[Recorded data]
════════

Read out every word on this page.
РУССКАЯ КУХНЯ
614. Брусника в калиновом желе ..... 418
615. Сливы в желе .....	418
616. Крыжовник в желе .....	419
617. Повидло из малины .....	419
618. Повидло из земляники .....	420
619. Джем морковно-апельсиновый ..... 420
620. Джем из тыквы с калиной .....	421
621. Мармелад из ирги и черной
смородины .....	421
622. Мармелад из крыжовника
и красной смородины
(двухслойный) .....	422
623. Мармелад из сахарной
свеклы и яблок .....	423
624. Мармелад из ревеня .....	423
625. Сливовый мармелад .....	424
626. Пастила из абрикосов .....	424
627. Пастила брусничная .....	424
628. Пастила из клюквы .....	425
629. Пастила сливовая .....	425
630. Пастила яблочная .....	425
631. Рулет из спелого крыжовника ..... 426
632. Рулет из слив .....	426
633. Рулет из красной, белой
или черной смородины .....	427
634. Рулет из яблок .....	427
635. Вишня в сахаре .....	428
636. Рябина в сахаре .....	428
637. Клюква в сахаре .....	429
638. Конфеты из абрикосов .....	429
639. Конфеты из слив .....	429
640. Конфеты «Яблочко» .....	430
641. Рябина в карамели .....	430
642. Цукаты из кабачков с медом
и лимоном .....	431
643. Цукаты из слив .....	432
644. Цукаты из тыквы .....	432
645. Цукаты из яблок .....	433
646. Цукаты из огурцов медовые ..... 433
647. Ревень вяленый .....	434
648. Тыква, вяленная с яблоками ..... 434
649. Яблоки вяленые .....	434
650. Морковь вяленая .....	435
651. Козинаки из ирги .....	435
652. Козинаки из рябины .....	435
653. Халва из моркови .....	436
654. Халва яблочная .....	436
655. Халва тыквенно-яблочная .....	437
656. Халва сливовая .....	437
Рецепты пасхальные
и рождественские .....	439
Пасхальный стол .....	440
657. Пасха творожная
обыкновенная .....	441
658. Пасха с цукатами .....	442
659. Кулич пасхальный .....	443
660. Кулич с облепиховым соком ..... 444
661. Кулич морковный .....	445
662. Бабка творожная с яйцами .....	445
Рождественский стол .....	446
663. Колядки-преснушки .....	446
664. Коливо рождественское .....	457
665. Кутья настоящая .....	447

════════

Find the lines containing "ирги" and pull them out.

621. Мармелад из ирги и черной
651. Козинаки из ирги .....	435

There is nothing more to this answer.